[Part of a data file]
Start
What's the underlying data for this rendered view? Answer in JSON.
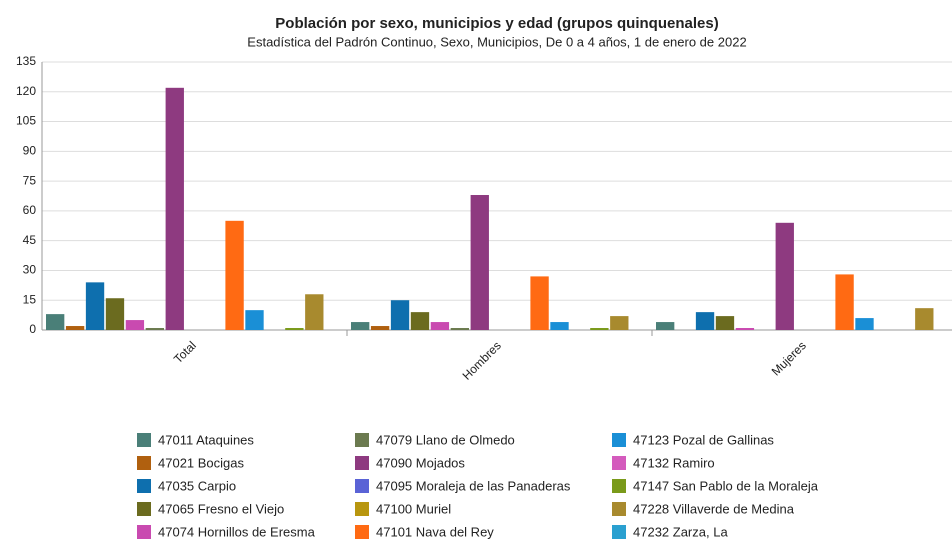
{
  "chart_data": {
    "type": "bar",
    "title": "Población por sexo, municipios y edad (grupos quinquenales)",
    "subtitle": "Estadística del Padrón Continuo, Sexo, Municipios, De 0 a 4 años, 1 de enero de 2022",
    "categories": [
      "Total",
      "Hombres",
      "Mujeres"
    ],
    "series": [
      {
        "name": "47011 Ataquines",
        "color": "#4a7f78",
        "values": [
          8,
          4,
          4
        ]
      },
      {
        "name": "47021 Bocigas",
        "color": "#b0600f",
        "values": [
          2,
          2,
          0
        ]
      },
      {
        "name": "47035 Carpio",
        "color": "#0e6fae",
        "values": [
          24,
          15,
          9
        ]
      },
      {
        "name": "47065 Fresno el Viejo",
        "color": "#6b6b1f",
        "values": [
          16,
          9,
          7
        ]
      },
      {
        "name": "47074 Hornillos de Eresma",
        "color": "#c94ab0",
        "values": [
          5,
          4,
          1
        ]
      },
      {
        "name": "47079 Llano de Olmedo",
        "color": "#6b7a4f",
        "values": [
          1,
          1,
          0
        ]
      },
      {
        "name": "47090 Mojados",
        "color": "#8e3a80",
        "values": [
          122,
          68,
          54
        ]
      },
      {
        "name": "47095 Moraleja de las Panaderas",
        "color": "#5a63d6",
        "values": [
          0,
          0,
          0
        ]
      },
      {
        "name": "47100 Muriel",
        "color": "#b8960f",
        "values": [
          0,
          0,
          0
        ]
      },
      {
        "name": "47101 Nava del Rey",
        "color": "#ff6a13",
        "values": [
          55,
          27,
          28
        ]
      },
      {
        "name": "47123 Pozal de Gallinas",
        "color": "#1a8fd6",
        "values": [
          10,
          4,
          6
        ]
      },
      {
        "name": "47132 Ramiro",
        "color": "#d45bbd",
        "values": [
          0,
          0,
          0
        ]
      },
      {
        "name": "47147 San Pablo de la Moraleja",
        "color": "#7a9a1a",
        "values": [
          1,
          1,
          0
        ]
      },
      {
        "name": "47228 Villaverde de Medina",
        "color": "#a88a2e",
        "values": [
          18,
          7,
          11
        ]
      },
      {
        "name": "47232 Zarza, La",
        "color": "#2aa0d0",
        "values": [
          0,
          0,
          0
        ]
      }
    ],
    "ylim": [
      0,
      135
    ],
    "yticks": [
      0,
      15,
      30,
      45,
      60,
      75,
      90,
      105,
      120,
      135
    ],
    "grid": true
  }
}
End
§ PROMPT
Set down every record once more, word for word, without pictures.

§ EXERCISE RESULT
What's the underlying data for this rendered view? Answer in JSON.
{
  "chart_data": {
    "type": "bar",
    "title": "Población por sexo, municipios y edad (grupos quinquenales)",
    "subtitle": "Estadística del Padrón Continuo, Sexo, Municipios, De 0 a 4 años, 1 de enero de 2022",
    "categories": [
      "Total",
      "Hombres",
      "Mujeres"
    ],
    "series": [
      {
        "name": "47011 Ataquines",
        "color": "#4a7f78",
        "values": [
          8,
          4,
          4
        ]
      },
      {
        "name": "47021 Bocigas",
        "color": "#b0600f",
        "values": [
          2,
          2,
          0
        ]
      },
      {
        "name": "47035 Carpio",
        "color": "#0e6fae",
        "values": [
          24,
          15,
          9
        ]
      },
      {
        "name": "47065 Fresno el Viejo",
        "color": "#6b6b1f",
        "values": [
          16,
          9,
          7
        ]
      },
      {
        "name": "47074 Hornillos de Eresma",
        "color": "#c94ab0",
        "values": [
          5,
          4,
          1
        ]
      },
      {
        "name": "47079 Llano de Olmedo",
        "color": "#6b7a4f",
        "values": [
          1,
          1,
          0
        ]
      },
      {
        "name": "47090 Mojados",
        "color": "#8e3a80",
        "values": [
          122,
          68,
          54
        ]
      },
      {
        "name": "47095 Moraleja de las Panaderas",
        "color": "#5a63d6",
        "values": [
          0,
          0,
          0
        ]
      },
      {
        "name": "47100 Muriel",
        "color": "#b8960f",
        "values": [
          0,
          0,
          0
        ]
      },
      {
        "name": "47101 Nava del Rey",
        "color": "#ff6a13",
        "values": [
          55,
          27,
          28
        ]
      },
      {
        "name": "47123 Pozal de Gallinas",
        "color": "#1a8fd6",
        "values": [
          10,
          4,
          6
        ]
      },
      {
        "name": "47132 Ramiro",
        "color": "#d45bbd",
        "values": [
          0,
          0,
          0
        ]
      },
      {
        "name": "47147 San Pablo de la Moraleja",
        "color": "#7a9a1a",
        "values": [
          1,
          1,
          0
        ]
      },
      {
        "name": "47228 Villaverde de Medina",
        "color": "#a88a2e",
        "values": [
          18,
          7,
          11
        ]
      },
      {
        "name": "47232 Zarza, La",
        "color": "#2aa0d0",
        "values": [
          0,
          0,
          0
        ]
      }
    ],
    "ylim": [
      0,
      135
    ],
    "yticks": [
      0,
      15,
      30,
      45,
      60,
      75,
      90,
      105,
      120,
      135
    ],
    "grid": true
  }
}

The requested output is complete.